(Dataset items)
+--

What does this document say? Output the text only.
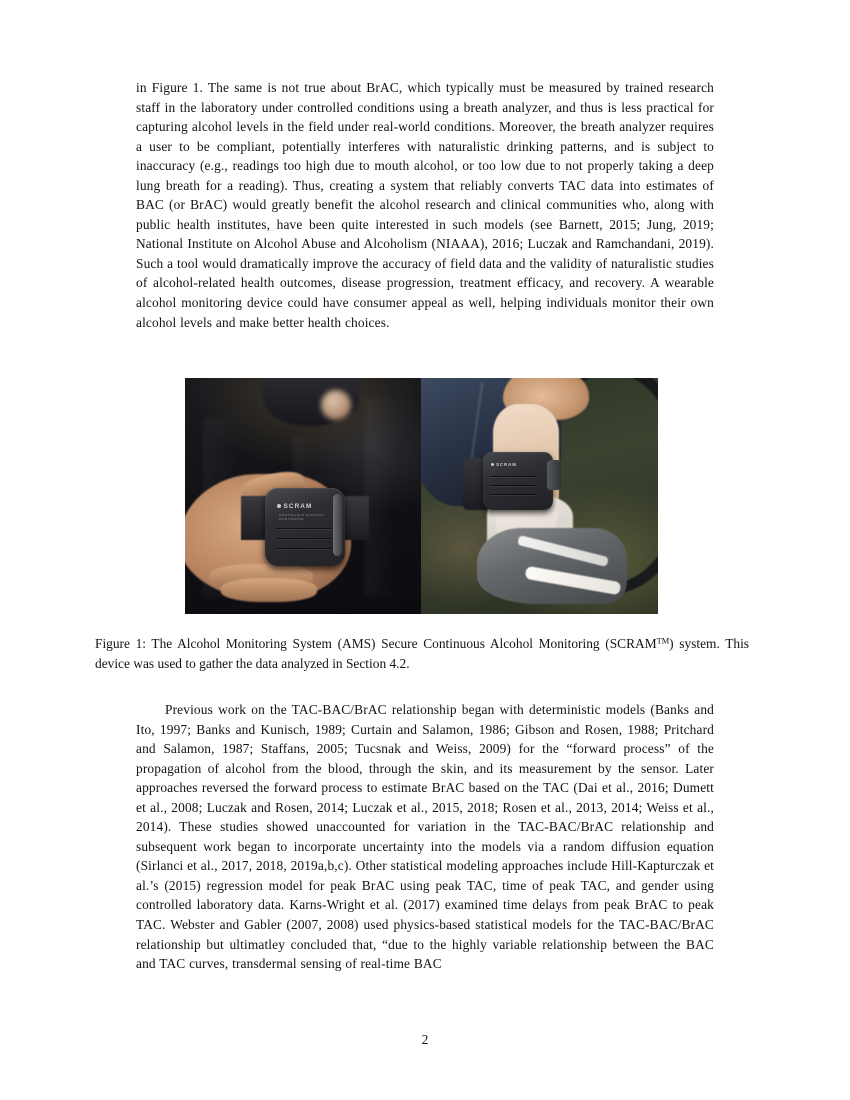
in Figure 1. The same is not true about BrAC, which typically must be measured by trained research staff in the laboratory under controlled conditions using a breath analyzer, and thus is less practical for capturing alcohol levels in the field under real-world conditions. Moreover, the breath analyzer requires a user to be compliant, potentially interferes with naturalistic drinking patterns, and is subject to inaccuracy (e.g., readings too high due to mouth alcohol, or too low due to not properly taking a deep lung breath for a reading). Thus, creating a system that reliably converts TAC data into estimates of BAC (or BrAC) would greatly benefit the alcohol research and clinical communities who, along with public health institutes, have been quite interested in such models (see Barnett, 2015; Jung, 2019; National Institute on Alcohol Abuse and Alcoholism (NIAAA), 2016; Luczak and Ramchandani, 2019). Such a tool would dramatically improve the accuracy of field data and the validity of naturalistic studies of alcohol-related health outcomes, disease progression, treatment efficacy, and recovery. A wearable alcohol monitoring device could have consumer appeal as well, helping individuals monitor their own alcohol levels and make better health choices.

SCRAM
CONTINUOUS ALCOHOL
MONITORING
SCRAM
Figure 1: The Alcohol Monitoring System (AMS) Secure Continuous Alcohol Monitoring (SCRAM™) system. This device was used to gather the data analyzed in Section 4.2.

Previous work on the TAC-BAC/BrAC relationship began with deterministic models (Banks and Ito, 1997; Banks and Kunisch, 1989; Curtain and Salamon, 1986; Gibson and Rosen, 1988; Pritchard and Salamon, 1987; Staffans, 2005; Tucsnak and Weiss, 2009) for the “forward process” of the propagation of alcohol from the blood, through the skin, and its measurement by the sensor. Later approaches reversed the forward process to estimate BrAC based on the TAC (Dai et al., 2016; Dumett et al., 2008; Luczak and Rosen, 2014; Luczak et al., 2015, 2018; Rosen et al., 2013, 2014; Weiss et al., 2014). These studies showed unaccounted for variation in the TAC-BAC/BrAC relationship and subsequent work began to incorporate uncertainty into the models via a random diffusion equation (Sirlanci et al., 2017, 2018, 2019a,b,c). Other statistical modeling approaches include Hill-Kapturczak et al.’s (2015) regression model for peak BrAC using peak TAC, time of peak TAC, and gender using controlled laboratory data. Karns-Wright et al. (2017) examined time delays from peak BrAC to peak TAC. Webster and Gabler (2007, 2008) used physics-based statistical models for the TAC-BAC/BrAC relationship but ultimatley concluded that, “due to the highly variable relationship between the BAC and TAC curves, transdermal sensing of real-time BAC

2
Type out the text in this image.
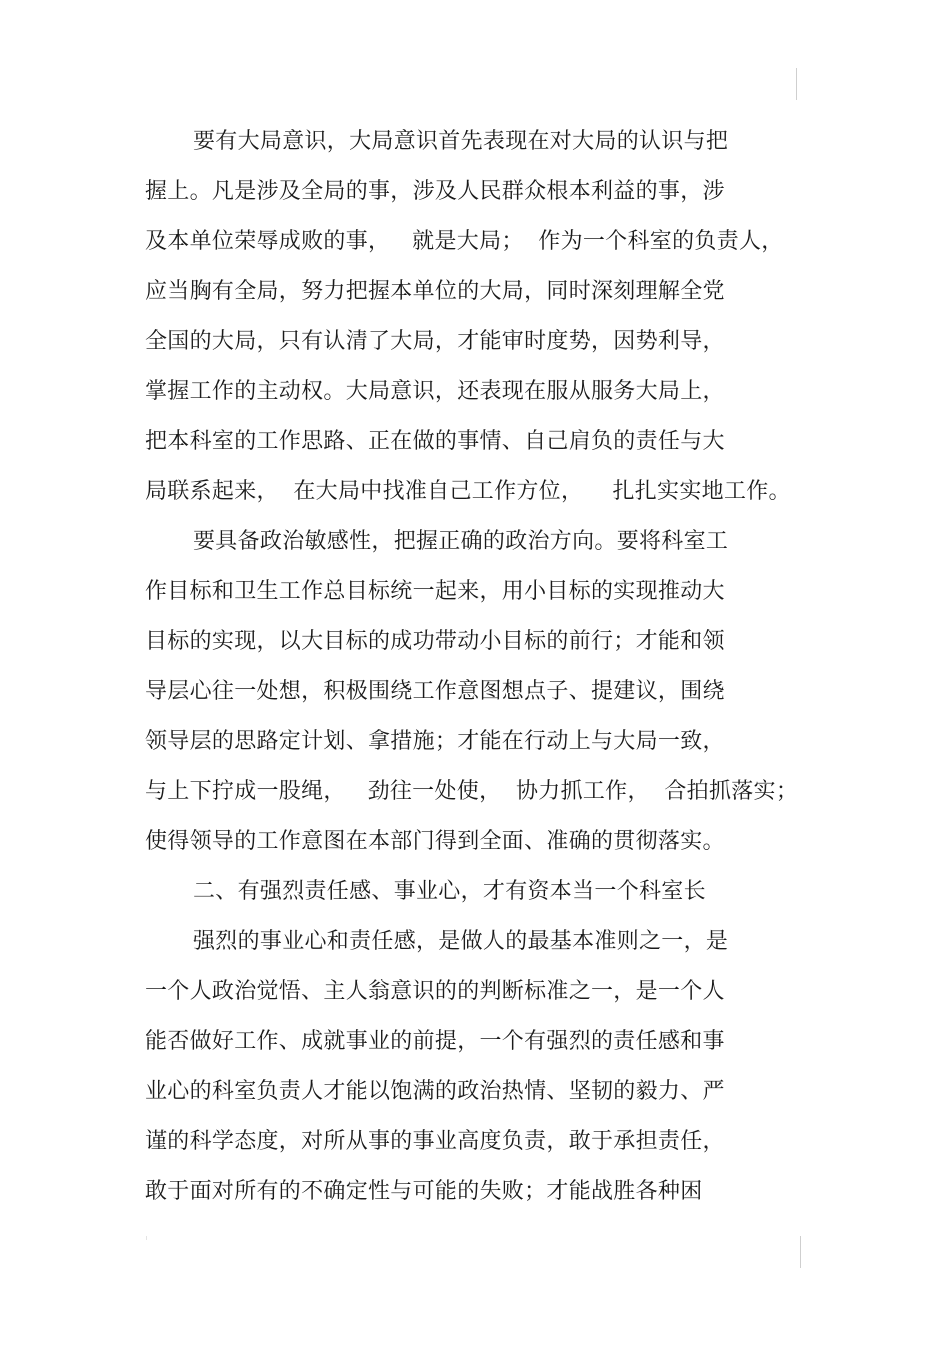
要有大局意识，大局意识首先表现在对大局的认识与把
握上。凡是涉及全局的事，涉及人民群众根本利益的事，涉
及本单位荣辱成败的事，   就是大局；  作为一个科室的负责人，
应当胸有全局，努力把握本单位的大局，同时深刻理解全党
全国的大局，只有认清了大局，才能审时度势，因势利导，
掌握工作的主动权。大局意识，还表现在服从服务大局上，
把本科室的工作思路、正在做的事情、自己肩负的责任与大
局联系起来，  在大局中找准自己工作方位，    扎扎实实地工作。
要具备政治敏感性，把握正确的政治方向。要将科室工
作目标和卫生工作总目标统一起来，用小目标的实现推动大
目标的实现，以大目标的成功带动小目标的前行；才能和领
导层心往一处想，积极围绕工作意图想点子、提建议，围绕
领导层的思路定计划、拿措施；才能在行动上与大局一致，
与上下拧成一股绳，   劲往一处使，  协力抓工作，  合拍抓落实；
使得领导的工作意图在本部门得到全面、准确的贯彻落实。
二、有强烈责任感、事业心，才有资本当一个科室长
强烈的事业心和责任感，是做人的最基本准则之一，是
一个人政治觉悟、主人翁意识的的判断标准之一，是一个人
能否做好工作、成就事业的前提，一个有强烈的责任感和事
业心的科室负责人才能以饱满的政治热情、坚韧的毅力、严
谨的科学态度，对所从事的事业高度负责，敢于承担责任，
敢于面对所有的不确定性与可能的失败；才能战胜各种困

+--

__EXERCISE__: Note every line above where the string "text" shows up, and copy those lines.

__RIGHT ANSWER__:
What does this document say? Output the text only.
Type out the text in this image.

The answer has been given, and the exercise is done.